## What you should do
Read through the records below and copy each line that uses the word "name".

[START]

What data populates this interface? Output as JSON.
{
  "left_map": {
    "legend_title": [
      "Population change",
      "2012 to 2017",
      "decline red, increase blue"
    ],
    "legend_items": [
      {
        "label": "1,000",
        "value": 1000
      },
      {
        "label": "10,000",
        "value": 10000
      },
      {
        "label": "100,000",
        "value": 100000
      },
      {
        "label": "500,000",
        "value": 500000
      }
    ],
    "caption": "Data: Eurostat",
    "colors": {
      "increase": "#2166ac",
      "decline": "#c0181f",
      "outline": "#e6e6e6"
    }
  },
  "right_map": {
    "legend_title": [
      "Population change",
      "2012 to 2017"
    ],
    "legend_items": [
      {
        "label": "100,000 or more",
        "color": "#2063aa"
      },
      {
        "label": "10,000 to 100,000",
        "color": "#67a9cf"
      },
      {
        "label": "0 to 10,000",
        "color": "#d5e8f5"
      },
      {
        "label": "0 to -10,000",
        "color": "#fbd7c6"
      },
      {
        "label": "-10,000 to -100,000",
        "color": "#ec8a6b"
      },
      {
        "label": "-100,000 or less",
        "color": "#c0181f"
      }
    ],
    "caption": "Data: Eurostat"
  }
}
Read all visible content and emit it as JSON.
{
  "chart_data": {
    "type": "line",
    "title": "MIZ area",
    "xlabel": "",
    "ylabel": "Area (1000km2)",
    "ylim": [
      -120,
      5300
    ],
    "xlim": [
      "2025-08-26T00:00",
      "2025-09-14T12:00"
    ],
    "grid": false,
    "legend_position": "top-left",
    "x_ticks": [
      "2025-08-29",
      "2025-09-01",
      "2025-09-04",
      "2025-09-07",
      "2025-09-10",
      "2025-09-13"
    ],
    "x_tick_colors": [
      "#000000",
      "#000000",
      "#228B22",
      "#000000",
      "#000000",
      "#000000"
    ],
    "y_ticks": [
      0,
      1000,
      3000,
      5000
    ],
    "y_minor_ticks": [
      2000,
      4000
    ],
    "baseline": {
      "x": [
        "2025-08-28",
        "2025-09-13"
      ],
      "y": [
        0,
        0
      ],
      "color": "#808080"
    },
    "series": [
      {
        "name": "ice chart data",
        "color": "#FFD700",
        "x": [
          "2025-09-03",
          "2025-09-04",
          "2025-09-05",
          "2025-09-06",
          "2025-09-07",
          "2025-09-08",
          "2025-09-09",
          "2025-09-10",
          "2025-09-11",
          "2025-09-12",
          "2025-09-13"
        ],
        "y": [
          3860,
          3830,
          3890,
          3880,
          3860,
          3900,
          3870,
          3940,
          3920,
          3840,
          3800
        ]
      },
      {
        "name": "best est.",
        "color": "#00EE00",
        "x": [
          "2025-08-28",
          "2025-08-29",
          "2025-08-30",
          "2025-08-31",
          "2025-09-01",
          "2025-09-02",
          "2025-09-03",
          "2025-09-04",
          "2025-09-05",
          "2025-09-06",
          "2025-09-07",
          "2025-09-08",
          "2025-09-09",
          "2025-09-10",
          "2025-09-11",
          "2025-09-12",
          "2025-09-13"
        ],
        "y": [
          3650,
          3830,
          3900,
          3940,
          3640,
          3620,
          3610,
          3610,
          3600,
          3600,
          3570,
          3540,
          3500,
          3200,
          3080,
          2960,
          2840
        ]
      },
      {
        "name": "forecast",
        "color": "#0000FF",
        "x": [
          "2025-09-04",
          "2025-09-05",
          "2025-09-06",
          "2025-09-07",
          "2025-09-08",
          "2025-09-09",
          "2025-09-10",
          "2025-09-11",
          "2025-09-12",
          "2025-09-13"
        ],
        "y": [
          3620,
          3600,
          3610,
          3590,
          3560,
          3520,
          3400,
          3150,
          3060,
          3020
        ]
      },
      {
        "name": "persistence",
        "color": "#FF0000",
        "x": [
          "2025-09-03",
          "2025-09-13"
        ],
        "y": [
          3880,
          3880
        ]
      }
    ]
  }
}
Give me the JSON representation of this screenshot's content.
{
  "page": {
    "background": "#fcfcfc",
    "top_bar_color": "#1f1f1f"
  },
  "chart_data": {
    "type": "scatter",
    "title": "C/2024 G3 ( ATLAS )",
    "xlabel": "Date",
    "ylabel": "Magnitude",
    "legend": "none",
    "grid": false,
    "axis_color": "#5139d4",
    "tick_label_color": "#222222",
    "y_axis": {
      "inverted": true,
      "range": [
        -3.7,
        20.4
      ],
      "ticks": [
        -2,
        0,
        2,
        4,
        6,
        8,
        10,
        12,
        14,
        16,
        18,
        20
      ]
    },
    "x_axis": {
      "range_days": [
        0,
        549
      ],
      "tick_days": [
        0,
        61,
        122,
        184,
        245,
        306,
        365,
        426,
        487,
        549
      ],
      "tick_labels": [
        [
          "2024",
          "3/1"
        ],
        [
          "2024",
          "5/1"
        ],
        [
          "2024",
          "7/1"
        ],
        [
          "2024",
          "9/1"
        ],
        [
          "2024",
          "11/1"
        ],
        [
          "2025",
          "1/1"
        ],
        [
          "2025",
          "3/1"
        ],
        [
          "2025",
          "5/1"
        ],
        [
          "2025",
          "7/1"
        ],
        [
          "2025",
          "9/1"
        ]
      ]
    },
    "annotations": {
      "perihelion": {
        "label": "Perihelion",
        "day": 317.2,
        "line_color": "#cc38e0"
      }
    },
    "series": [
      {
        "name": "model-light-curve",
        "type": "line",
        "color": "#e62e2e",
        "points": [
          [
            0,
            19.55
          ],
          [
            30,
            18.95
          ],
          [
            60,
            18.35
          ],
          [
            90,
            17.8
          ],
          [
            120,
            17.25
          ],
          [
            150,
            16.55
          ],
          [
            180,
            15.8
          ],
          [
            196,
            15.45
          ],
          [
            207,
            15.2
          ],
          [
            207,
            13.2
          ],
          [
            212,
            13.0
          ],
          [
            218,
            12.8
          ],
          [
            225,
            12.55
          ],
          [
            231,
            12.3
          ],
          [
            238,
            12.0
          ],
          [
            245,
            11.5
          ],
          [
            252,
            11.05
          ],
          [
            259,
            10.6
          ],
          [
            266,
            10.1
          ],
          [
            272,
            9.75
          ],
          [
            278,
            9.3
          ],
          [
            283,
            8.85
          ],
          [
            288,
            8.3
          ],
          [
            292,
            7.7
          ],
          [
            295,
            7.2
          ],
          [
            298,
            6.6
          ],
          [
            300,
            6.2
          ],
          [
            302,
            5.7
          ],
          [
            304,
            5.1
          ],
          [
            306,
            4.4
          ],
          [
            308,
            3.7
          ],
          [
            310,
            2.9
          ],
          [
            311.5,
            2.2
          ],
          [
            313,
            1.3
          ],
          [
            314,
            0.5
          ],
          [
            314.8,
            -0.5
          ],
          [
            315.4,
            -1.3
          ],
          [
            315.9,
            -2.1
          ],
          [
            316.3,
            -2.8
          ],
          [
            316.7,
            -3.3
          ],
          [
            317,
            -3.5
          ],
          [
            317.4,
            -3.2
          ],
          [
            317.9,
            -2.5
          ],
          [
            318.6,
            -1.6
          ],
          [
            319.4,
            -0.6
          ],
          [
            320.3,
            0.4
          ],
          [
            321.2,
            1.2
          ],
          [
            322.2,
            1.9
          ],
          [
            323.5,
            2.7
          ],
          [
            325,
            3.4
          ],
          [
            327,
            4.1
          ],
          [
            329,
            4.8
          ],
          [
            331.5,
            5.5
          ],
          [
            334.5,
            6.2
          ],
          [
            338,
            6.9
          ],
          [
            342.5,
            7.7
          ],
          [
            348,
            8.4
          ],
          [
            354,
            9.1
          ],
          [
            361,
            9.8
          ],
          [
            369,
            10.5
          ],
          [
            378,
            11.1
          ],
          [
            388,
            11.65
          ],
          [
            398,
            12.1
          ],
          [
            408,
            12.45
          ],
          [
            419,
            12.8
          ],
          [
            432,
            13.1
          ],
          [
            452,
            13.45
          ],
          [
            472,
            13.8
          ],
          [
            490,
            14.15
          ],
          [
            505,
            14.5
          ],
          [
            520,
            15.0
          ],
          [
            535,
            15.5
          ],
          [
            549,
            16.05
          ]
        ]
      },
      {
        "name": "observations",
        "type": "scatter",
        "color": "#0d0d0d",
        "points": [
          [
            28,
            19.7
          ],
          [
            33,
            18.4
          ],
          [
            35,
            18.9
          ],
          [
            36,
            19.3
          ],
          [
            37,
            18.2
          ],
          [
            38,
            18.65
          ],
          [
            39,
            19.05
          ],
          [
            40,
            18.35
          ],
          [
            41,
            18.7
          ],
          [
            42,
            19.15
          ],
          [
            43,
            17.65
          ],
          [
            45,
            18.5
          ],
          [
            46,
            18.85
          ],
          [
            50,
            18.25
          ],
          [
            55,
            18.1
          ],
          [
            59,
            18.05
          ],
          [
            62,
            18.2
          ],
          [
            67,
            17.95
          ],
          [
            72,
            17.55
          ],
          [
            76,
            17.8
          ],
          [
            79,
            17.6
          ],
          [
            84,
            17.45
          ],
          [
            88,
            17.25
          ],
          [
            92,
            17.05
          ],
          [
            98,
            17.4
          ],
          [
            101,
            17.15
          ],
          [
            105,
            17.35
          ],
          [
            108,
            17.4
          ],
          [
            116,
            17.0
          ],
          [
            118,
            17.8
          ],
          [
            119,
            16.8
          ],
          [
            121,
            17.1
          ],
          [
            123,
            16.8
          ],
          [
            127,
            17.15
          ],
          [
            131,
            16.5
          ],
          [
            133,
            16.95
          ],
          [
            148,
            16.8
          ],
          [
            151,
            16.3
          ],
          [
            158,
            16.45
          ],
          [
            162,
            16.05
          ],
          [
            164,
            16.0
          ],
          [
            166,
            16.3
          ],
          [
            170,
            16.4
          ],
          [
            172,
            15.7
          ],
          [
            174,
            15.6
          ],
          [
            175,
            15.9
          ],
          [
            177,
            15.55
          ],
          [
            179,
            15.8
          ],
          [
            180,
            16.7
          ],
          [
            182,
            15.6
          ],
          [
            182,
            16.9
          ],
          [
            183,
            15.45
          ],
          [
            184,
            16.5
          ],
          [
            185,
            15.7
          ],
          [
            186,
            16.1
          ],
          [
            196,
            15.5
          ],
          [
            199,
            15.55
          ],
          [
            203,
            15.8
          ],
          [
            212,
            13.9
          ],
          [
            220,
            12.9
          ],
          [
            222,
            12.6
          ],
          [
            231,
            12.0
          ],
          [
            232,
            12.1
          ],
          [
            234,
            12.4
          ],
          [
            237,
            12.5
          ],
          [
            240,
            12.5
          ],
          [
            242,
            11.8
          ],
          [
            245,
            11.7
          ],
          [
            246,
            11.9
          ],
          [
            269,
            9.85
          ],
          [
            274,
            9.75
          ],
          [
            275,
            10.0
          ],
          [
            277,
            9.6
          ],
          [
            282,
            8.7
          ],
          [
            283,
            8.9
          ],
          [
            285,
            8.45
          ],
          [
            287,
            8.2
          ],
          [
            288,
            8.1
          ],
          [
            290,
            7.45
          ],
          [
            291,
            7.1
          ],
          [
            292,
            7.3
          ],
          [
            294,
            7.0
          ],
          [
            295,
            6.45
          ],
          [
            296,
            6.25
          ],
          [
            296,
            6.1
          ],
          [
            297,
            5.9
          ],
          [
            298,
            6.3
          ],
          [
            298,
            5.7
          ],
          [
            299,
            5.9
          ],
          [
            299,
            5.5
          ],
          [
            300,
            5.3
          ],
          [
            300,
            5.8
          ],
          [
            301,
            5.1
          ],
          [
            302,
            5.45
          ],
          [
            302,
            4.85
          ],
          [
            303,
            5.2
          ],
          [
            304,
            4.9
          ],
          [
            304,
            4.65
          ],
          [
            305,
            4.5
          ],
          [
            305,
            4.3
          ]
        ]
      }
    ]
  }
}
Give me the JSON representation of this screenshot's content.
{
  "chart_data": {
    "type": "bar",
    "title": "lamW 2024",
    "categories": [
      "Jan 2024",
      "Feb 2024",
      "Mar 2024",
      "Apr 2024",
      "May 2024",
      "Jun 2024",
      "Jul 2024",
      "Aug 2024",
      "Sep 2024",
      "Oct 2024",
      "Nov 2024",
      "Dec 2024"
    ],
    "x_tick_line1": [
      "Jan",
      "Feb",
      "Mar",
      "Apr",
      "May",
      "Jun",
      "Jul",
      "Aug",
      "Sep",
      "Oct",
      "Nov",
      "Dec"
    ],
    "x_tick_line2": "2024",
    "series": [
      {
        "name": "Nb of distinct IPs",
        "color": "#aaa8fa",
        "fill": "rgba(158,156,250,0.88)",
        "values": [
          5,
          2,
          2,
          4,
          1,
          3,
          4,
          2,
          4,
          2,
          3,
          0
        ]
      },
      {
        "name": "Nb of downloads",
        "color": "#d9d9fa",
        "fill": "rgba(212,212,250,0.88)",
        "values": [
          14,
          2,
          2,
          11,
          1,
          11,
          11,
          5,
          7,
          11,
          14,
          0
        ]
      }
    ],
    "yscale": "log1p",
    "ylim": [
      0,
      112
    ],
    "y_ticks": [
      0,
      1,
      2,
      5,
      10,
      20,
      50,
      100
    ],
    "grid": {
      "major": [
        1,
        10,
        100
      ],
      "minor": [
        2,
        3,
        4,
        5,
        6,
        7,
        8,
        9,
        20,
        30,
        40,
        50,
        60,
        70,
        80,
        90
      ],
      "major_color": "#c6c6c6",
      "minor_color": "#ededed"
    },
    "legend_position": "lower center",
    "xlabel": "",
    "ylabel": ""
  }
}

[END]

## Problem solution
        "name": "ice chart data",
        "name": "best est.",
        "name": "forecast",
        "name": "persistence",
        "name": "model-light-curve",
        "name": "observations",
        "name": "Nb of distinct IPs",
        "name": "Nb of downloads",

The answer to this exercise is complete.